Fernanda Chaves: “Quem quis calar Marielle será atormentado por sua memória pelo resto da vida”

Revista Fórum [02/04/2024]

Publicada em 5 de abril de 2024 na edição 105 da Revista Fórum semanal

Foto: Marielle Franco e Fernanda Chaves.Créditos: Arquivo Pessoal/Foto cedida à Fórum pela entrevistada

Na noite de 14 de março de 2018, quando a vereadora Marielle Franco (Psol) e seu motorista Anderson Gomes eram assassinados numa rua com câmeras de segurança desligadas do bairro Estácio, no coração do Rio de Janeiro, havia uma terceira pessoa à bordo do veículo da parlamentar. Trata-se de Fernanda Chaves, 49 anos, jornalista e assessora de imprensa com histórico de atuação junto a parlamentares defensores dos direitos humanos. À época, era assessora da vítima.

No último dia 24 de março – 6 anos e 10 dias após o crime -, os irmãos Domingos e Chiquinho Brazão foram presos ao lado do delegado Rivaldo Barbosa. Eles foram apontados como os mandantes do assassinato pela Polícia Federal a partir da delação premiada do ex-PM e miliciano, Ronnie Lessa, o homem que apertou o gatilho naquela noite.

Desde as prisões e a publicização de maiores informações acerca da investigação, tem sido colocada uma discordância em torno do uso de terras no subúrbio carioca como a motivação para o crime. No entanto, Fernanda Chaves tem uma visão um pouco mais ampla e complexa sobre a forma como se deram os acontecimentos.

Em entrevista exclusiva e emocionante à Revista Fórum, a ex-assessora de Marielle Franco relembra aquela noite macabra, reconta tudo o que passou como uma sobrevivente do crime político mais impactante das últimas décadas no Brasil e faz uma análise detalhada acerca das últimas revelações do caso.

Leia a entrevista na íntegra a seguir.

Fernanda Chaves na Câmara dos Deputados em sessão solene a Marielle Franco. Créditos: Bruna Menezes

Revista Fórum – Como conheceu a Marielle e como era a dinâmica do mandato até aquela noite de 14 de março de 2018?

Fernanda Chaves – Conheci a Marielle em 2006. Era ano de campanha eleitoral e eu trabalhava no mandato do deputado federal Chico Alencar (Psol), onde era colega de trabalho do Marcelo Freixo (à época do Psol) – ele era assessor de direitos humanos humanos e assuntos de segurança pública e eu era assessora de imprensa. O Marcelo então anunciou a sua campanha naquele ano, e foi uma campanha muito dura. Me lembro que ele vendeu o seu Fiat Uno para bancar os panfletos.

Eu cuidava da agenda do Marcelo Freixo e dos materiais que seriam usados na comunicação. Era uma época ainda pré redes sociais e, cuidando da agenda dele, um dia ele virou pra mim e falou: ‘Fernanda, a Marielle da Maré vai entrar em contato com você. Ela quer se aproximar da campanha’. Então entrei em contato com ela para pegar o seu e-mail e começamos a conversar por telefone.

• [Tarefa solicitada 1]
Reproduza fielmente, da entrevista de Fernanda Chaves, o trecho que se abre com as palavras que contêm "Leia a entrevista" e se fecha com "bancar os panfletos.".
• [Tarefa solicitada 2]
Dê prosseguimento à entrevista de Fernanda Chaves a partir do ponto em que ela se interrompe.
Este material não guarda relação alguma com a entrevista de Fernanda Chaves.

• [Informações fornecidas]
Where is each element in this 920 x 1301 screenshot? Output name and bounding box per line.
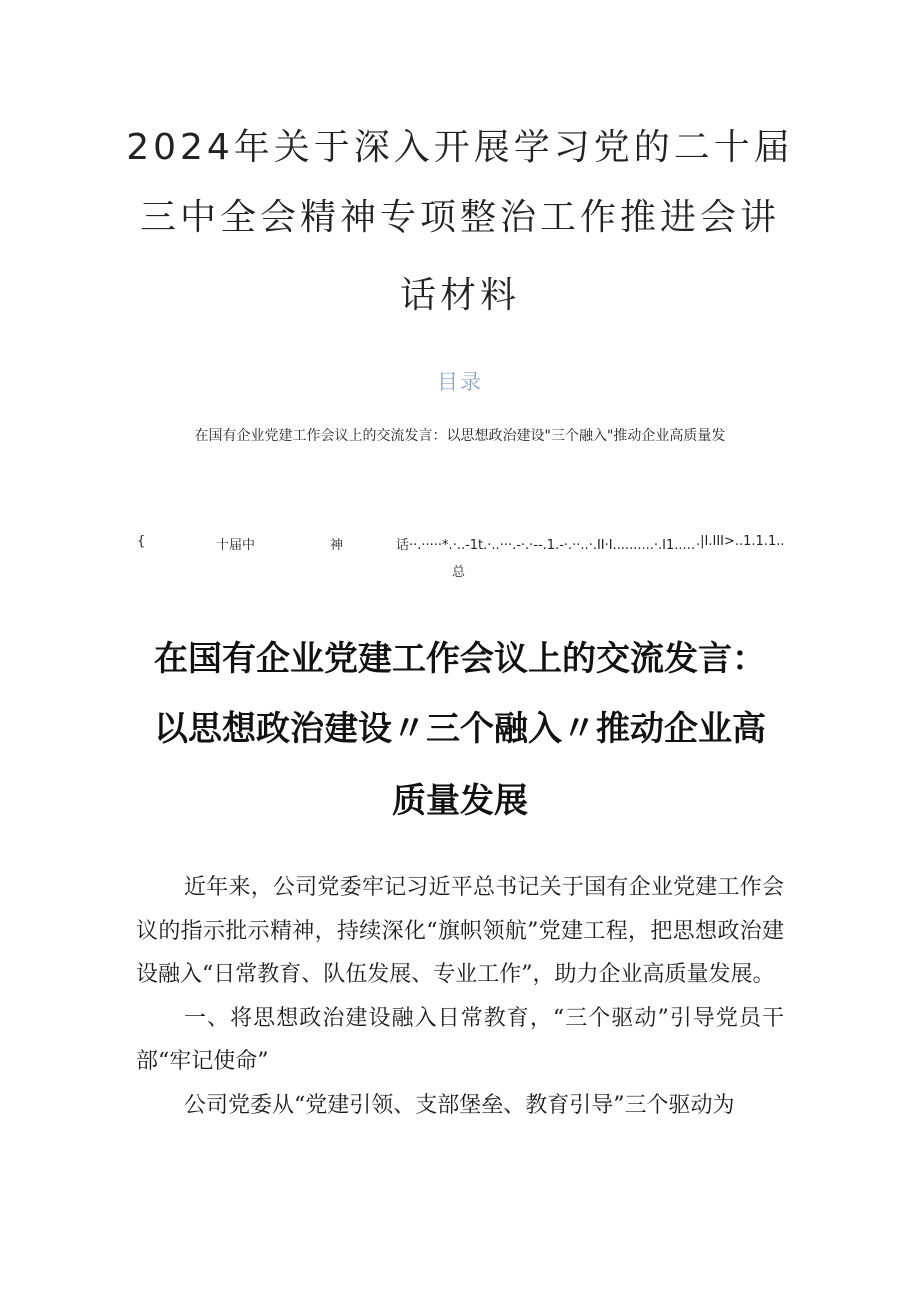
- section-title-line-3: 质量发展: [392, 781, 528, 821]
- document-title-line-3: 话材料: [399, 275, 520, 316]
- toc-garbled-fragment: .|I.III>..1.1.1..: [696, 534, 785, 549]
- toc-entry-link[interactable]: 在国有企业党建工作会议上的交流发言：以思想政治建设"三个融入"推动企业高质量发: [194, 428, 726, 444]
- body-paragraph: 公司党委从“党建引领、支部堡垒、教育引导”三个驱动为: [184, 1092, 735, 1118]
- toc-garbled-entry[interactable]: [0, 534, 920, 554]
- toc-garbled-tail: 总: [452, 565, 466, 580]
- body-paragraph: 近年来，公司党委牢记习近平总书记关于国有企业党建工作会议的指示批示精神，持续深化“旗帜领航”党建工程，把思想政治建设融入“日常教育、队伍发展、专业工作”，助力企业高质量发展。: [136, 875, 784, 987]
- body-text: [136, 866, 784, 1127]
- body-paragraph: 一、将思想政治建设融入日常教育，“三个驱动”引导党员干部“牢记使命”: [136, 1005, 784, 1074]
- toc-heading: 目录: [437, 370, 483, 394]
- document-title-line-1: 2024年关于深入开展学习党的二十届: [126, 127, 794, 168]
- document-title-line-2: 三中全会精神专项整治工作推进会讲: [139, 197, 780, 238]
- toc-garbled-fragment: {: [137, 534, 146, 549]
- toc-garbled-fragment: 神: [330, 538, 344, 553]
- toc-garbled-fragment: 话··.·····*.·..-1t.·..···.-·.·--.1.-·.··..·.II·I..........·.I1.....: [396, 538, 695, 553]
- section-title-line-1: 在国有企业党建工作会议上的交流发言：: [154, 639, 766, 679]
- toc-garbled-fragment: 十届中: [216, 538, 256, 553]
- section-title-line-2: 以思想政治建设〃三个融入〃推动企业高: [154, 709, 766, 749]
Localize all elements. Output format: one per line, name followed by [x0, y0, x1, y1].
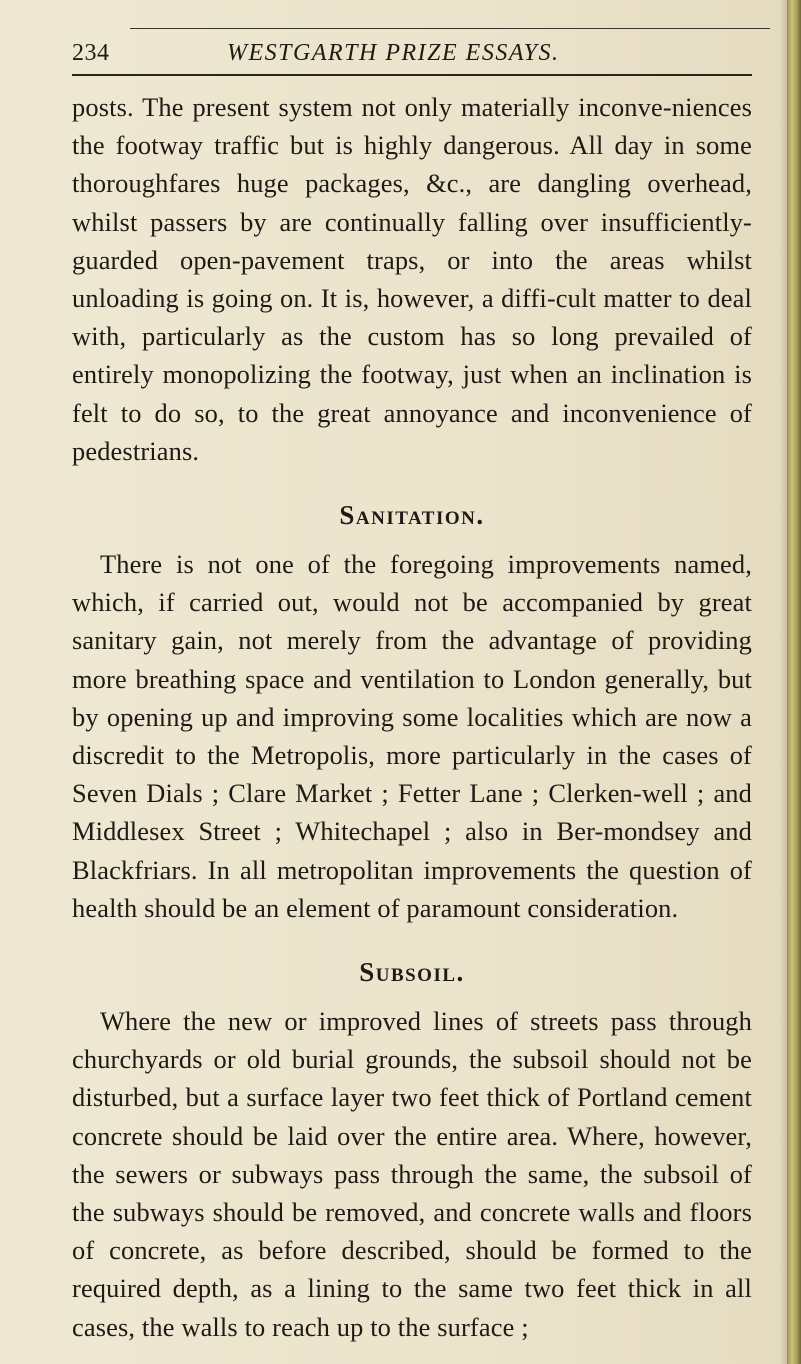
page-number: 234	[72, 40, 110, 66]
gutter-shadow	[779, 0, 787, 1364]
page-header	[72, 38, 752, 72]
header-rule	[72, 74, 752, 76]
top-rule	[130, 28, 770, 29]
running-head: WESTGARTH PRIZE ESSAYS.	[227, 40, 560, 66]
paragraph-sanitation: There is not one of the foregoing improvements named, which, if carried out, would not be accompanied by great sanitary gain, not merely from the advantage of providing more breathing space and ventilation to London generally, but by opening up and improving some localities which are now a discredit to the Metropolis, more particularly in the cases of Seven Dials ; Clare Market ; Fetter Lane ; Clerken-well ; and Middlesex Street ; Whitechapel ; also in Ber-mondsey and Blackfriars. In all metropolitan improvements the question of health should be an element of paramount consideration.	[72, 549, 752, 923]
book-spine-edge	[787, 0, 801, 1364]
paragraph-subsoil: Where the new or improved lines of streets pass through churchyards or old burial grounds, the subsoil should not be disturbed, but a surface layer two feet thick of Portland cement concrete should be laid over the entire area. Where, however, the sewers or subways pass through the same, the subsoil of the subways should be removed, and concrete walls and floors of concrete, as before described, should be formed to the required depth, as a lining to the same two feet thick in all cases, the walls to reach up to the surface ;	[72, 1006, 752, 1342]
section-heading-subsoil: Subsoil.	[359, 957, 465, 988]
paragraph-continued: posts. The present system not only materially inconve-niences the footway traffic but is highly dangerous. All day in some thoroughfares huge packages, &c., are dangling overhead, whilst passers by are continually falling over insufficiently-guarded open-pavement traps, or into the areas whilst unloading is going on. It is, however, a diffi-cult matter to deal with, particularly as the custom has so long prevailed of entirely monopolizing the footway, just when an inclination is felt to do so, to the great annoyance and inconvenience of pedestrians.	[72, 92, 752, 466]
body-text	[72, 88, 752, 1346]
section-heading-sanitation: Sanitation.	[339, 500, 485, 531]
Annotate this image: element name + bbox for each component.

• [Resultado final 1]
Leia a entrevista na íntegra a seguir.

Fernanda Chaves na Câmara dos Deputados em sessão solene a Marielle Franco. Créditos: Bruna Menezes

Revista Fórum – Como conheceu a Marielle e como era a dinâmica do mandato até aquela noite de 14 de março de 2018?

Fernanda Chaves – Conheci a Marielle em 2006. Era ano de campanha eleitoral e eu trabalhava no mandato do deputado federal Chico Alencar (Psol), onde era colega de trabalho do Marcelo Freixo (à época do Psol) – ele era assessor de direitos humanos humanos e assuntos de segurança pública e eu era assessora de imprensa. O Marcelo então anunciou a sua campanha naquele ano, e foi uma campanha muito dura. Me lembro que ele vendeu o seu Fiat Uno para bancar os panfletos.

• [Resultado final 2]
Toda semana eu ligava para chamá-la para panfletagens, debates, festas, e ia dando a agenda para ela e perguntando se ela poderia se encaixar em alguma coisa porque precisávamos de gente na campanha. Mas ela nunca podia ir nos eventos mais festivos, que eram de noite, até porque estava com a filha pequena. Mas um dia resolveu ir. Era uma agenda na Lapa, do coletivo de mulheres do Psol que estava redigindo uma carta sobre a pauta das mulheres aos candidatos do partido. E lá encontrei com ela primeira vez, naquele sobrado. E foi na Lapa a primeira e a última vez, anos depois, que eu vi a Marielle.

Eu não sabia quem era ela, a gente só tinha falado por telefone, mas quando bati o olho vi de quem se tratava. Estava sentada mais à frente, perto do tablado onde tinha discussão, e ela toda hora olhava para trás, para a entrada, como se estivesse me esperando. Foi a primeira vez que a gente se viu.

Na mesma época estava tendo muita manifestação contra os caveirões nas favelas e ela estava sempre presente. Depois o Marcelo Freixo se elegeu e me chamou para ir para o mandato dele como assessora de imprensa, onde eu iria coordenar a comunicação. Também chamou a Marielle para trabalhar nos assuntos relacionados às favelas e territórios, para ajudar a elaborar políticas que atendessem a essa população. Nessa época começamos a nos tornar muito amigas e isso virou uma grande amizade. Viramos comadre uma da outra. Eu fui madrinha de casamento dela e ela foi do meu casamento. Depois eu tive uma filha e ela foi madrinha da minha filha. Enfim, a gente era bem próxima.

Em dado momento, quando trabalhava para o mandato do Freixo no Rio, resolvi sair. Estava muito pesado o clima dele andando com seguranças e fui para Brasília trabalhar no Senado. Até que ela resolveu sair candidata em 2016. A gente teve essa conversa e eu me lembro que eu fiquei surpresa.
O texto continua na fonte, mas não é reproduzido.